*** Extracted information ***
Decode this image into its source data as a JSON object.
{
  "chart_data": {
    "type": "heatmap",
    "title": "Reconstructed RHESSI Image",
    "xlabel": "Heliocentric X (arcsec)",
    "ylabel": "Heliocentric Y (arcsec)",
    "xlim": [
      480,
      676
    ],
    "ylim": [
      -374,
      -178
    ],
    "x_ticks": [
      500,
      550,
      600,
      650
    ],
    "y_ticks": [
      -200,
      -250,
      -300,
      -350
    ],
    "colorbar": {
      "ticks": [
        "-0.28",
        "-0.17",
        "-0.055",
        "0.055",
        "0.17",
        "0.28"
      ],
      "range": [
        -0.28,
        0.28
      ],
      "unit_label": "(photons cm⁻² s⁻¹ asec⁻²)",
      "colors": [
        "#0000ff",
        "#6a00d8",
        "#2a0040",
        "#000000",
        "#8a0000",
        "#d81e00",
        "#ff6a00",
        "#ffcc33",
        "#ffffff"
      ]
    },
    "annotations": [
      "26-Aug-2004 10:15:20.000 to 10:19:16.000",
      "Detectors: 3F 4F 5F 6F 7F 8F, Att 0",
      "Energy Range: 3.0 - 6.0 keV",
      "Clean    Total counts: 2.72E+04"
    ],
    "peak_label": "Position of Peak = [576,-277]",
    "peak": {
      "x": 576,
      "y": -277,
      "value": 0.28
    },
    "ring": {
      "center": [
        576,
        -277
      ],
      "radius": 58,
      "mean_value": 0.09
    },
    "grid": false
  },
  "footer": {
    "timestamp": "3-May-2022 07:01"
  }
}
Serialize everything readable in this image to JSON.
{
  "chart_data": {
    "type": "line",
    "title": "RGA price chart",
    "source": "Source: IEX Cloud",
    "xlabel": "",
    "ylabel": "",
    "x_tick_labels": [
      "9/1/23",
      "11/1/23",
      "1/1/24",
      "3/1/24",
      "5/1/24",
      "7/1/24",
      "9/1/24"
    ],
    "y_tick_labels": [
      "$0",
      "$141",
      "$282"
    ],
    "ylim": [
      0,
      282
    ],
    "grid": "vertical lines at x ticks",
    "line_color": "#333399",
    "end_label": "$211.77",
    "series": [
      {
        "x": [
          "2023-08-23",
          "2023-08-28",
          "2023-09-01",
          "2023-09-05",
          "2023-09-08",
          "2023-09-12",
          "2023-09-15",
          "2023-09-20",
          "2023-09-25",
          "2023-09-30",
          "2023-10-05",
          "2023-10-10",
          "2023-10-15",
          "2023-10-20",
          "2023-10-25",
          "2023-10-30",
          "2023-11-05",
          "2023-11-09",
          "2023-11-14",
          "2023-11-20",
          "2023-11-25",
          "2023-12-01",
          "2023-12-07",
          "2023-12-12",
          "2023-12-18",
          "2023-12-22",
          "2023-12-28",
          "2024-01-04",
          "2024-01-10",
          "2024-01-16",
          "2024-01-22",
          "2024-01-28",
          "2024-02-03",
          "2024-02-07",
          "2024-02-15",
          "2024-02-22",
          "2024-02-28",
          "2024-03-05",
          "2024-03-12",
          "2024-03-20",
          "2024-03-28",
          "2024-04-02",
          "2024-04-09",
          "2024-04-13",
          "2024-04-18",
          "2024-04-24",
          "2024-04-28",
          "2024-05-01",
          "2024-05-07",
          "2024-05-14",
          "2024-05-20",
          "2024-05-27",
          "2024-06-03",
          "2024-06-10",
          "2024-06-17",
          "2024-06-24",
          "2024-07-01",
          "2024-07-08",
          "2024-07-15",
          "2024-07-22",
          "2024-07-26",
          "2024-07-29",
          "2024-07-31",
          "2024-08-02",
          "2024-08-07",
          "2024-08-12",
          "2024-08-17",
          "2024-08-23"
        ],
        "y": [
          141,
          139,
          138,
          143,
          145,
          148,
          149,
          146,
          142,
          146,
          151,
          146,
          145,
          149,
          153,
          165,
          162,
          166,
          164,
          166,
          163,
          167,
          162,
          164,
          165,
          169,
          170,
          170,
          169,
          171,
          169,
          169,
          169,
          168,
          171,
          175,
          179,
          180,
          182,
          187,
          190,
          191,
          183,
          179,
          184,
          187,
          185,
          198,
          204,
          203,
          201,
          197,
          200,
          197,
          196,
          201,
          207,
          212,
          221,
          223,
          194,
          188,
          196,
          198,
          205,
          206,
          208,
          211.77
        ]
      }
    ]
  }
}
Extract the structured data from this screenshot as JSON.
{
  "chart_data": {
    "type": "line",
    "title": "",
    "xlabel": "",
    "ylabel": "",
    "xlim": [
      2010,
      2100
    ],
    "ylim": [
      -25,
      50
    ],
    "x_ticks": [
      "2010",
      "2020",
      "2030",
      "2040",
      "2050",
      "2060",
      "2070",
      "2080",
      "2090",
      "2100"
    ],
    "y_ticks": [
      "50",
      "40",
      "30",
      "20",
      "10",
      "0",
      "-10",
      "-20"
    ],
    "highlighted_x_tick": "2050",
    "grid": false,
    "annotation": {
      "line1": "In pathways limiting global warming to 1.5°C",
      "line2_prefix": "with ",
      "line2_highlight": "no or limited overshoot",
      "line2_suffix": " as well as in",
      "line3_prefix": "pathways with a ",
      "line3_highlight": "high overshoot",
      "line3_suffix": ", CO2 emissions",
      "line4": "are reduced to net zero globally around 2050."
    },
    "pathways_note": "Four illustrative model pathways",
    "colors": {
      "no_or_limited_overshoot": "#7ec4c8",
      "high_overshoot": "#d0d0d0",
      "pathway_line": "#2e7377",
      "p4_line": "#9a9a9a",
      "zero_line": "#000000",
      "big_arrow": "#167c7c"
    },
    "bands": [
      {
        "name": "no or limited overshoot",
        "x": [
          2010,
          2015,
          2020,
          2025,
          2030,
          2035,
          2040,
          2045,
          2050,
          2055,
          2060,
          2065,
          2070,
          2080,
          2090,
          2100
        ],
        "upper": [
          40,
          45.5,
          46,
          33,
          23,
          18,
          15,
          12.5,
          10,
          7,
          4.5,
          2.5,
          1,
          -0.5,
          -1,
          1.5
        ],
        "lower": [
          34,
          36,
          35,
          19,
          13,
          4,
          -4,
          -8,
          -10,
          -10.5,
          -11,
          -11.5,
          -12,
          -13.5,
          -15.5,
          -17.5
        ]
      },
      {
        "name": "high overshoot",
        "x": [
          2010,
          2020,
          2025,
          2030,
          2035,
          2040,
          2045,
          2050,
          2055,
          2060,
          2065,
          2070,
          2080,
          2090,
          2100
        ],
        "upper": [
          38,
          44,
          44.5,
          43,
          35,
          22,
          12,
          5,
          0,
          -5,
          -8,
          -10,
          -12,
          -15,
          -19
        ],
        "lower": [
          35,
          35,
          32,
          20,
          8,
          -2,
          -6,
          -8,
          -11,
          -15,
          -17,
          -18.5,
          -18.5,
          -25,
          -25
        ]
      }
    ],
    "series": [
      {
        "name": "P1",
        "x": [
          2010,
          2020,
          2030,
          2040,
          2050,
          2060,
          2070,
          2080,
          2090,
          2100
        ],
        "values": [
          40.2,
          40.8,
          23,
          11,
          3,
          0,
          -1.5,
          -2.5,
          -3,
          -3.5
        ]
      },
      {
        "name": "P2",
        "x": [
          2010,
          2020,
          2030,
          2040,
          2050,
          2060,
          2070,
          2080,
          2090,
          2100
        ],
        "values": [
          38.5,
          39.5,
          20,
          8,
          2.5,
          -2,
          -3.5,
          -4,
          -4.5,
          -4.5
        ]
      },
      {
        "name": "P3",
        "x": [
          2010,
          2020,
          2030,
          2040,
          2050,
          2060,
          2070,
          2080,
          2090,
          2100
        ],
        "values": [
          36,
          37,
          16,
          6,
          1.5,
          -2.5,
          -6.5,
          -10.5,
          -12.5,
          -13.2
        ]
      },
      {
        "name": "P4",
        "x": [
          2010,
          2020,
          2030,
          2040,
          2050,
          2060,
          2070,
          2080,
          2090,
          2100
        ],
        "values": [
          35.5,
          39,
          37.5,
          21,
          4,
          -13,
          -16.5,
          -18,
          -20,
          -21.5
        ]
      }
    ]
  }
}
***
§ Work to be completed
Find the word "name" in the entries above and gather every line that holds it.

§ Problem solution
        "name": "no or limited overshoot",
        "name": "high overshoot",
        "name": "P1",
        "name": "P2",
        "name": "P3",
        "name": "P4",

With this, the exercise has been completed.